- [Task to carry out] Search the records for the word "خديجة" and report each line that has it.

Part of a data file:
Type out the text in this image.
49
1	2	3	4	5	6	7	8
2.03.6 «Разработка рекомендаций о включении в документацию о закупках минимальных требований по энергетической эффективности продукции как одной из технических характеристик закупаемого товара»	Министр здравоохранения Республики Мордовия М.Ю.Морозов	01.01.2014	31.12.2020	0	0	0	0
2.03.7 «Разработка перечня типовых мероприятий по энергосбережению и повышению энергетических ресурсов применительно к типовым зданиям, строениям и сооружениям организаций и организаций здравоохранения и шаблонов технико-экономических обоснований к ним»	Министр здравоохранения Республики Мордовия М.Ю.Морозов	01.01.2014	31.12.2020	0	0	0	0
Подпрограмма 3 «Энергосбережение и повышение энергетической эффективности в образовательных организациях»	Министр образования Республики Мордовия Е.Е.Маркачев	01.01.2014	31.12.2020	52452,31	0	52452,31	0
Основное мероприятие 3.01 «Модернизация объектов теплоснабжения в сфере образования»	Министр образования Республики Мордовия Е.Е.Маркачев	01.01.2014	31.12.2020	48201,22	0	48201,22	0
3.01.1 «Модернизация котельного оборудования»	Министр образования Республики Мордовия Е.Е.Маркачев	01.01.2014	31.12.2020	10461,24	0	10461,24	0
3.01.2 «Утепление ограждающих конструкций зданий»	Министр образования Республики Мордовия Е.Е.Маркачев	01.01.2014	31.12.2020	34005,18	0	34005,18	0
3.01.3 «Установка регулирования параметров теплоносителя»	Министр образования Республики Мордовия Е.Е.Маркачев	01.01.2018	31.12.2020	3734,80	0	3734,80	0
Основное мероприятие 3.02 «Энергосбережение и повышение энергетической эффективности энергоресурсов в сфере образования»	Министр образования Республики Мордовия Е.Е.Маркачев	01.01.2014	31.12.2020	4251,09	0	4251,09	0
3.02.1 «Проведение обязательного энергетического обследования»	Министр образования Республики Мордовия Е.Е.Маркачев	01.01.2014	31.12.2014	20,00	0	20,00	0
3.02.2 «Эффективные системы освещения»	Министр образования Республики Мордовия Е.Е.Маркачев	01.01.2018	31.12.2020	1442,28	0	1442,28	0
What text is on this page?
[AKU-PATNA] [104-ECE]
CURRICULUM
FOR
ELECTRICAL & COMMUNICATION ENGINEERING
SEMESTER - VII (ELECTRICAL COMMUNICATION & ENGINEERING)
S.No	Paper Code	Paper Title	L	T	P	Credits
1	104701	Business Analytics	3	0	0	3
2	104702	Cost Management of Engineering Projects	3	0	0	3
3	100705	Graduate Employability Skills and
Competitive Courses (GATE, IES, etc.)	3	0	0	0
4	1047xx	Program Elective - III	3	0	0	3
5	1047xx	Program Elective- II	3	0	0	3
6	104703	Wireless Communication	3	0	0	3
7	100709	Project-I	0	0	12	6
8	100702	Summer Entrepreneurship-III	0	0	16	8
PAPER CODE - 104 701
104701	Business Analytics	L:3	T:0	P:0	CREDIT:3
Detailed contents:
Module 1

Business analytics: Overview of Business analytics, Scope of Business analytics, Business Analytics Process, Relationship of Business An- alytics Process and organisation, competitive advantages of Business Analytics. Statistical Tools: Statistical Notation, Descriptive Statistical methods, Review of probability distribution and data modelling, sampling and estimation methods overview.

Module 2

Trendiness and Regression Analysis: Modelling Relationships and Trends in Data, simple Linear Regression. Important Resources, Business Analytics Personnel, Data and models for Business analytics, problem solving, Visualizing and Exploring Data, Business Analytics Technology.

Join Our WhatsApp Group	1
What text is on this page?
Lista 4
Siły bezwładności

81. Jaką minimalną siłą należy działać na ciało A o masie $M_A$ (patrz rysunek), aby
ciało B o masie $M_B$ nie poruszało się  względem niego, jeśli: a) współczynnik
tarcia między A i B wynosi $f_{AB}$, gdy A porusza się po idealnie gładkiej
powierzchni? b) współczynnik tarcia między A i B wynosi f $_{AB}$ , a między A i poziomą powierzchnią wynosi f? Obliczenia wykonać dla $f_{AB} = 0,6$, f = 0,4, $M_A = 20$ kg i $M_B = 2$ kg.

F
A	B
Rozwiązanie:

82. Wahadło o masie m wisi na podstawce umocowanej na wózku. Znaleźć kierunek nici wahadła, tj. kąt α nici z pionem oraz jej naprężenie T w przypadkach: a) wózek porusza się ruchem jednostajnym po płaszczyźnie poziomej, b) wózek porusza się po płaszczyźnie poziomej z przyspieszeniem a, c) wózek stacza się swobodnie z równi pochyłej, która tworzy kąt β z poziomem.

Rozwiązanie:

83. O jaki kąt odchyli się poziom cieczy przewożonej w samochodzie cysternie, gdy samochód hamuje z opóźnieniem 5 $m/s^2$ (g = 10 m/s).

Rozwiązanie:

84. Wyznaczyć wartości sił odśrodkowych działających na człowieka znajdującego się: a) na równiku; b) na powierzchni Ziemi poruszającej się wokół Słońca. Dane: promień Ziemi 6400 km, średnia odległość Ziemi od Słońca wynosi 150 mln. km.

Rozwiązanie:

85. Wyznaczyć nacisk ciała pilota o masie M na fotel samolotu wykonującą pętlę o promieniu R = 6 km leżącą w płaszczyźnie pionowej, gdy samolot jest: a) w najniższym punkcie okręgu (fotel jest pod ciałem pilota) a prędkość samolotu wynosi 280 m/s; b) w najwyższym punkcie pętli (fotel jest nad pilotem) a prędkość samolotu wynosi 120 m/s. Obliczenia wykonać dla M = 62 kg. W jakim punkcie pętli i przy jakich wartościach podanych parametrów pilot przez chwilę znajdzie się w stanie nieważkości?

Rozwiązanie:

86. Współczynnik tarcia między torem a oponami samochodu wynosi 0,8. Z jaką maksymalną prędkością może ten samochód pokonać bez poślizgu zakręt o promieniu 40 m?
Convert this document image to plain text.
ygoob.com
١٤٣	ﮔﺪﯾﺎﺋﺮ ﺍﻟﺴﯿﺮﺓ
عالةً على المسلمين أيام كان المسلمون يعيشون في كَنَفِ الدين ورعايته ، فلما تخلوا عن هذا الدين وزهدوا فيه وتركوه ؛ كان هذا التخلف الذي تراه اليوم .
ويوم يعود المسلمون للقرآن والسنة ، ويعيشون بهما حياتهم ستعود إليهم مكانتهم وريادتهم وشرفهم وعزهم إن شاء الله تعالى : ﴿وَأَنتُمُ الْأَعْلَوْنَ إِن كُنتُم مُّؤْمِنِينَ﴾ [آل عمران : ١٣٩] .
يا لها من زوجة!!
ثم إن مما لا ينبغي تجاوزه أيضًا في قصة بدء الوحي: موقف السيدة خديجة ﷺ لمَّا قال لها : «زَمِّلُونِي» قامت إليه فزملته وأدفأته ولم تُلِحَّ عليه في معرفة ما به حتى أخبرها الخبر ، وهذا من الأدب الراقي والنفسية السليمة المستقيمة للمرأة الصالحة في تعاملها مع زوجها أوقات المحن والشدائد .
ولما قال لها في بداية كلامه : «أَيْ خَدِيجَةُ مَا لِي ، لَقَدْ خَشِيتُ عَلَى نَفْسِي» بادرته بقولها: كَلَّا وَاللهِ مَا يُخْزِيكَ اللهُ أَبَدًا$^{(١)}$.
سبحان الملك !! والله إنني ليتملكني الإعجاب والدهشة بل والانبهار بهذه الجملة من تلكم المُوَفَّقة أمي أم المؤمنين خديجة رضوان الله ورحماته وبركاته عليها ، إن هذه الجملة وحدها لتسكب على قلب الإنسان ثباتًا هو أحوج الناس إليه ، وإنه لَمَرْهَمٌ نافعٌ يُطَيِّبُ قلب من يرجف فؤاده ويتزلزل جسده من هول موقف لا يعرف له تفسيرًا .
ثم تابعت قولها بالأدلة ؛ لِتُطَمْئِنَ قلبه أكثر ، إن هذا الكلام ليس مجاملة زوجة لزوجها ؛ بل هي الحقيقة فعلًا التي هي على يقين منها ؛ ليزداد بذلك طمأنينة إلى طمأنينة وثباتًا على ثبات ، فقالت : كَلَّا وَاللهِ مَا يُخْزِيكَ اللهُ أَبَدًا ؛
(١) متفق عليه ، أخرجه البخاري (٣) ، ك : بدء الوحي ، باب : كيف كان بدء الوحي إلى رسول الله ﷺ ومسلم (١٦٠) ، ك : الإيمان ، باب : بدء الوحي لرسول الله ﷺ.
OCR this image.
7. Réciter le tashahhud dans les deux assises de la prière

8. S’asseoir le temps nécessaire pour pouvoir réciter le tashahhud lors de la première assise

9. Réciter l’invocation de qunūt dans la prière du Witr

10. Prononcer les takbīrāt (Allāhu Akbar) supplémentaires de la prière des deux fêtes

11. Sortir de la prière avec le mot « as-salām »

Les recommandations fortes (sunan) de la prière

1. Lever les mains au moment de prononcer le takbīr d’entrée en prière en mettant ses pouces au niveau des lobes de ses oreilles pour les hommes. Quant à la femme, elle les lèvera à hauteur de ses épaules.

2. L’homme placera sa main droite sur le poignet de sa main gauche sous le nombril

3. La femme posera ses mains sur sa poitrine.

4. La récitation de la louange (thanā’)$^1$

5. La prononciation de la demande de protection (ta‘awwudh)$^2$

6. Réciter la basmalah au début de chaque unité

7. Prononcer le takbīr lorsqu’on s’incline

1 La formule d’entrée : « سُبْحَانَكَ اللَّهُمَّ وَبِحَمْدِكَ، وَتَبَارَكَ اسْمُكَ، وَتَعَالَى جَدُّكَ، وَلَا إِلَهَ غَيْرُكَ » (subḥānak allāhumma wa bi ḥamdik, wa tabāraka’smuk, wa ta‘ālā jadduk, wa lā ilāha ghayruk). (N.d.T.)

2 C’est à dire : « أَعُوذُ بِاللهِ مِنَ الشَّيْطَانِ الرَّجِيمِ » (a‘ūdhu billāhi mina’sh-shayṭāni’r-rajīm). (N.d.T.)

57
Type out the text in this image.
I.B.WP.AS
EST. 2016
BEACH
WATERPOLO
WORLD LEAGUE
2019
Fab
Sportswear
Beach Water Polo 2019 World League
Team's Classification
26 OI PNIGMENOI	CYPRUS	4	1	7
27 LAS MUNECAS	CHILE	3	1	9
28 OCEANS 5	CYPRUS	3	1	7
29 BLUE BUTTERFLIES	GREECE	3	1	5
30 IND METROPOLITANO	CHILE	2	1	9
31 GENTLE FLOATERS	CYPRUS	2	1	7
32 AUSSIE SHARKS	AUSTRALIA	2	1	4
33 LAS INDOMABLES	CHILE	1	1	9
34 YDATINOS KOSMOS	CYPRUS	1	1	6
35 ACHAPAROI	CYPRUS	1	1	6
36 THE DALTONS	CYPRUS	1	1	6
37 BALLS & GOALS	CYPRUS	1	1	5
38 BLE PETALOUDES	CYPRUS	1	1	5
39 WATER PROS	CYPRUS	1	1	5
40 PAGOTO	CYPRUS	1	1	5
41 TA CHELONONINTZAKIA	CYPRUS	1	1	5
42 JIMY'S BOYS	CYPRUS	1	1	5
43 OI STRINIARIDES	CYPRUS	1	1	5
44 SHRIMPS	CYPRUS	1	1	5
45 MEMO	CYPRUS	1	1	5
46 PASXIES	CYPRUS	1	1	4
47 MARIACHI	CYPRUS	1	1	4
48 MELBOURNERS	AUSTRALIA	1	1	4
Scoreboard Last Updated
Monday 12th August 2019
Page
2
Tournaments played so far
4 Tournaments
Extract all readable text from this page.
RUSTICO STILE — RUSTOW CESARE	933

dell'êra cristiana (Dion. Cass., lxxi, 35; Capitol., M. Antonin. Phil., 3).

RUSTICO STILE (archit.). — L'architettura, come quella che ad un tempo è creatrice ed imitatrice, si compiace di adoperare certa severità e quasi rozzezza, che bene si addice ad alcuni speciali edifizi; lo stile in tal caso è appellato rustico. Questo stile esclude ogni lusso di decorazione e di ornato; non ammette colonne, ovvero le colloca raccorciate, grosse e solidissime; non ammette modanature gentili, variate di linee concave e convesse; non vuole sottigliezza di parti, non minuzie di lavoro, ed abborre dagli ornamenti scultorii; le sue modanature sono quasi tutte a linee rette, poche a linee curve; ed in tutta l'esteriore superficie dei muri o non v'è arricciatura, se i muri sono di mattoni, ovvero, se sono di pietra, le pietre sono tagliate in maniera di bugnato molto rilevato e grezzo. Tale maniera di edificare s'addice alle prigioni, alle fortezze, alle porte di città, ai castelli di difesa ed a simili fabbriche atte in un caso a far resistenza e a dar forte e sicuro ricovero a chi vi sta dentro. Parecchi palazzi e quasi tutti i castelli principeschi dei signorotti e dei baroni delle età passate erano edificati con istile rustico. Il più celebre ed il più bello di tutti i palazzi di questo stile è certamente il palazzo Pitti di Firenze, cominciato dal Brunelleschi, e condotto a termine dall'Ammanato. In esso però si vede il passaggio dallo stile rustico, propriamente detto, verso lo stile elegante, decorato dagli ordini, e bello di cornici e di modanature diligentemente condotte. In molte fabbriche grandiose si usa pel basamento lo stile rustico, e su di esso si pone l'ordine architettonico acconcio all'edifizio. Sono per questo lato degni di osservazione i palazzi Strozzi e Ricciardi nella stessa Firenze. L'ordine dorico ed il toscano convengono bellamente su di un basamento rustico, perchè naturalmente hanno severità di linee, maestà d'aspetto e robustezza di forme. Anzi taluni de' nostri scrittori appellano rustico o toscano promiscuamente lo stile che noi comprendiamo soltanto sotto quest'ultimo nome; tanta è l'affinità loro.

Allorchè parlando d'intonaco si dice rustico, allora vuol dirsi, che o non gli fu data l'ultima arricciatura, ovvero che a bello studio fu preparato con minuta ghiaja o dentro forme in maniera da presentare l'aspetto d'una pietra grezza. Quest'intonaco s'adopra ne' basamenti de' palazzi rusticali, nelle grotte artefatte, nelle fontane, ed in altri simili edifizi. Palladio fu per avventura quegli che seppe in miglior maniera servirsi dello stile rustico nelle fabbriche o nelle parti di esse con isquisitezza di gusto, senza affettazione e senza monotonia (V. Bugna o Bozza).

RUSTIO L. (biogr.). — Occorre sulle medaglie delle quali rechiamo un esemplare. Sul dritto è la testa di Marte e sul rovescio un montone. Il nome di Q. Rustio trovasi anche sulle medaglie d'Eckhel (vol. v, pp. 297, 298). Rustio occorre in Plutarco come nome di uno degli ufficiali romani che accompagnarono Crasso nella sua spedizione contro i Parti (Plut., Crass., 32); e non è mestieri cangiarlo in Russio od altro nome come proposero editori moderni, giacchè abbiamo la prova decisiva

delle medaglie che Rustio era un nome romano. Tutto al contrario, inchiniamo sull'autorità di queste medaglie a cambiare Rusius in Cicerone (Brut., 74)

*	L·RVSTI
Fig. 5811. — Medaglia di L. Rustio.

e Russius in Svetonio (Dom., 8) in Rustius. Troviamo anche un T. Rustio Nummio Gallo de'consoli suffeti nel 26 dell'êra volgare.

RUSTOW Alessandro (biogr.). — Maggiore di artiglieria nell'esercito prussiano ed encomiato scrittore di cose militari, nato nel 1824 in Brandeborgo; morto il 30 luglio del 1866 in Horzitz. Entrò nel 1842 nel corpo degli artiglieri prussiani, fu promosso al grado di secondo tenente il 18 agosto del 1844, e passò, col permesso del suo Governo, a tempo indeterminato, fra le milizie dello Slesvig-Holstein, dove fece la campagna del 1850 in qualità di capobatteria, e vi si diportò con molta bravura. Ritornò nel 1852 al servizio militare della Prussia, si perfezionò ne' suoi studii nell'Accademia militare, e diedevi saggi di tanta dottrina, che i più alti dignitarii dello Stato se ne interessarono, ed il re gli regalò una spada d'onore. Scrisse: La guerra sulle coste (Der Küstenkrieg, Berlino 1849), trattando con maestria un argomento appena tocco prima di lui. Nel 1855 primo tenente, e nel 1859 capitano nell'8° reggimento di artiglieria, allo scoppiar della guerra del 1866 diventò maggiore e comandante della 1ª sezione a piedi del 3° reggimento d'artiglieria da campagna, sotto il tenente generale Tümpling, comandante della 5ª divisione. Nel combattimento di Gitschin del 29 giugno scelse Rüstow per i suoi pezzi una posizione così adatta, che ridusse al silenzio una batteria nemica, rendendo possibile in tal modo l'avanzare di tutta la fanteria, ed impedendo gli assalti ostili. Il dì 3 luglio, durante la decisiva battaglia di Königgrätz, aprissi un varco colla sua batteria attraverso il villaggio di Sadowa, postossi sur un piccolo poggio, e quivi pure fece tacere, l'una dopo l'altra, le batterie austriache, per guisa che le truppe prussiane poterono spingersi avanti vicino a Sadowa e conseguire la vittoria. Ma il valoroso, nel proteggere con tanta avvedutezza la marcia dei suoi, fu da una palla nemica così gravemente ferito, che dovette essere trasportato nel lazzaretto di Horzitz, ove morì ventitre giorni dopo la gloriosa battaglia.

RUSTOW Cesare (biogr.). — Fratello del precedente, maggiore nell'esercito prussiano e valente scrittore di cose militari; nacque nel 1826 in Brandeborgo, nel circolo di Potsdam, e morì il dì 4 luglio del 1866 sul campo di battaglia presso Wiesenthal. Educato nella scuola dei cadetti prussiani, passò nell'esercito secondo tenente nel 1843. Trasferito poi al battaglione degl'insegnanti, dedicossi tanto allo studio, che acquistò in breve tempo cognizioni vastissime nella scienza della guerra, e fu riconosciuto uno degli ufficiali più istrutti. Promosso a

- [Completed exercise]
ثم إن مما لا ينبغي تجاوزه أيضًا في قصة بدء الوحي: موقف السيدة خديجة ﷺ لمَّا قال لها : «زَمِّلُونِي» قامت إليه فزملته وأدفأته ولم تُلِحَّ عليه في معرفة ما به حتى أخبرها الخبر ، وهذا من الأدب الراقي والنفسية السليمة المستقيمة للمرأة الصالحة في تعاملها مع زوجها أوقات المحن والشدائد .
سبحان الملك !! والله إنني ليتملكني الإعجاب والدهشة بل والانبهار بهذه الجملة من تلكم المُوَفَّقة أمي أم المؤمنين خديجة رضوان الله ورحماته وبركاته عليها ، إن هذه الجملة وحدها لتسكب على قلب الإنسان ثباتًا هو أحوج الناس إليه ، وإنه لَمَرْهَمٌ نافعٌ يُطَيِّبُ قلب من يرجف فؤاده ويتزلزل جسده من هول موقف لا يعرف له تفسيرًا .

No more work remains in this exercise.